And that’s it. We have located the element.

see the beauty?

As the code above shows, Selenium is very intuitive. To switch frames we use switch_to_frame. To find an element by its id we use find_element_by_id. And so on.

Another great feature of Selenium is that it’s very similar across all languages it supports. In Java, for instance, this is how we switch frames and find elements by id:

browser.switchTo().frame("frameName");
browser.findElement(By.id("elementId"));

So even if you first learn Selenium in Python it’s very easy to use it in other languages later.

interacting with page elements

Now that we’ve found the “Search Terms” form we can interact with it. First we want to make sure that the form is empty:

browser.find_element_by_id('terms').clear()

Now we can write on the form. Here we are interested in all occurrences of the word “balloon” in the news today. We start by writing “balloon” on the form:

browser.find_element_by_id('terms').send_keys('balloon')

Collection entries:
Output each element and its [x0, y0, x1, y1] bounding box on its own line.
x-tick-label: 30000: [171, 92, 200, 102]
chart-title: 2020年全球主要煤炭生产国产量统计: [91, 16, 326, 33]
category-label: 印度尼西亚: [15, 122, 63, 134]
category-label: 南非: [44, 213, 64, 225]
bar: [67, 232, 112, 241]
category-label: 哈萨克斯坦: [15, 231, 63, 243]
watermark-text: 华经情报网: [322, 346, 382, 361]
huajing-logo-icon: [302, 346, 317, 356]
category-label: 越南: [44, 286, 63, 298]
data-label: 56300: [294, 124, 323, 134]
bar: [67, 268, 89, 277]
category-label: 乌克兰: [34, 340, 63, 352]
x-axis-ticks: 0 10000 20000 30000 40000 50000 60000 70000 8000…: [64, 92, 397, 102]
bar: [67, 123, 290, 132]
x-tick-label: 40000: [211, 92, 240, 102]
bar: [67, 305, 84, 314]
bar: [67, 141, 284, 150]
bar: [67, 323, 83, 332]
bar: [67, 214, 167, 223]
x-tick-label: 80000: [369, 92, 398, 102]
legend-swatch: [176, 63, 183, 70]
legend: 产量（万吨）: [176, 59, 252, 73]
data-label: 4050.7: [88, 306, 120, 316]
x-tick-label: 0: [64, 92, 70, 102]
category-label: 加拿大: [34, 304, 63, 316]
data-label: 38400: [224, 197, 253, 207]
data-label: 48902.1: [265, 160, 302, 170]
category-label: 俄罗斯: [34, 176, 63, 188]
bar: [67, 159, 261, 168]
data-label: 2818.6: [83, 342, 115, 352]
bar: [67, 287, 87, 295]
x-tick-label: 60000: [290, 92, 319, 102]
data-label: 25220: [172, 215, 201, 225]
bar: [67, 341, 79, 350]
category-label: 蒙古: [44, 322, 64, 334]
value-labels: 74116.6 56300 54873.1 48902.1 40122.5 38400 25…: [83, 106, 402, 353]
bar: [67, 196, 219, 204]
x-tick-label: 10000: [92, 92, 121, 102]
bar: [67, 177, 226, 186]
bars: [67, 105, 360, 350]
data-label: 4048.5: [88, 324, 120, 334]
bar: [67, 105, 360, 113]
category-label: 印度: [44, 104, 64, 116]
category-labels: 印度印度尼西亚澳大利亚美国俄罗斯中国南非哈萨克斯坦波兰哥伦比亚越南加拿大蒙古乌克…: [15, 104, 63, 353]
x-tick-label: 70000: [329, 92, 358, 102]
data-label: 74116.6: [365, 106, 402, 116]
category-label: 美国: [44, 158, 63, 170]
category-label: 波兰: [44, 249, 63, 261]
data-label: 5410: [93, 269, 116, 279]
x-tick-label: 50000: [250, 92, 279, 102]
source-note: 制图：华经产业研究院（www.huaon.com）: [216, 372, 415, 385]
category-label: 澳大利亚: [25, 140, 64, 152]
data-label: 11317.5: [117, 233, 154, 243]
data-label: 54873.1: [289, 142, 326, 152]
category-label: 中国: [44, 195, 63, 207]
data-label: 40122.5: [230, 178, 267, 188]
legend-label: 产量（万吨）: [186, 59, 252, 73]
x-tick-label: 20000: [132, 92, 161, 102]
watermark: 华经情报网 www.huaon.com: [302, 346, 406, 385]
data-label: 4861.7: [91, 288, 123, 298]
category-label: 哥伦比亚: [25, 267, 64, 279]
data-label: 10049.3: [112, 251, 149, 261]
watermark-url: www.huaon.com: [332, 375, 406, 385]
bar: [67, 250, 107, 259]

*WORK INSTRUCTIONS:*
**1)** Quote everything in the Selenium tutorial from "So even if you" down to "browser.find_element_by_id('terms').send_keys('balloon')".
**2)** Write what comes next in the Selenium tutorial, picking up after its last sentence.
The records have nothing to do with the text.

*ACTIVITY ANSWERS:*
**1)**
So even if you first learn Selenium in Python it’s very easy to use it in other languages later.

interacting with page elements

Now that we’ve found the “Search Terms” form we can interact with it. First we want to make sure that the form is empty:

browser.find_element_by_id('terms').clear()

Now we can write on the form. Here we are interested in all occurrences of the word “balloon” in the news today. We start by writing “balloon” on the form:

browser.find_element_by_id('terms').send_keys('balloon')

**2)**
Next we need to specify the date. There is a “Specify Date” drop-down menu. Let us locate it. As usual we start by right-clicking the element and selecting “Inspect Element”. That gives us the following HTML code:

<select class="input" id="dateSelector1" style="vertical-align: top;" name="dateSelector1">
  <option value="">All available dates</option>
  <option value="0:DY">Today</option>
  <option value="is">Date is…</option>
  <option value="before">Date is before…</option>
  <option value="after">Date is after…</option>
  <option value="from">Date is between…</option>
  <option value="1:WK">Previous week</option>
  <option value="1:MO">Previous month</option>
  <option value="3:MO">Previous 3 months</option>
  <option value="6:MO">Previous 6 months</option>
  <option value="1:YR">Previous year</option>
  <option value="2:YR">Previous 2 years</option>
  <option value="5:YR">Previous 5 years</option>
  <option value="previous">Previous…</option></select>

We can see the element’s name and id but here we will use neither. This is a drop-down menu and we will need to select one of its options (“All available dates”, “Today”, etc), so here we will use the element’s xpath. How do you get it? We are using Chrome here, so this is really simple: we just right-click the blue-highlighted line that corresponds to the element’s HTML code and select “Copy XPath”. Like this:

That gives us the following xpath:

//*[@id="dateSelector1"]

Now, as usual, scroll up from the blue-highlighted line until you find out which frame contains the element. Here that is the same frame of “Search Terms” (i.e., “mainFrame”), so we are already there, no need to move.

If all we wanted were to locate the element, we would do this:

browser.find_element_by_xpath('//*[@id="dateSelector1"]')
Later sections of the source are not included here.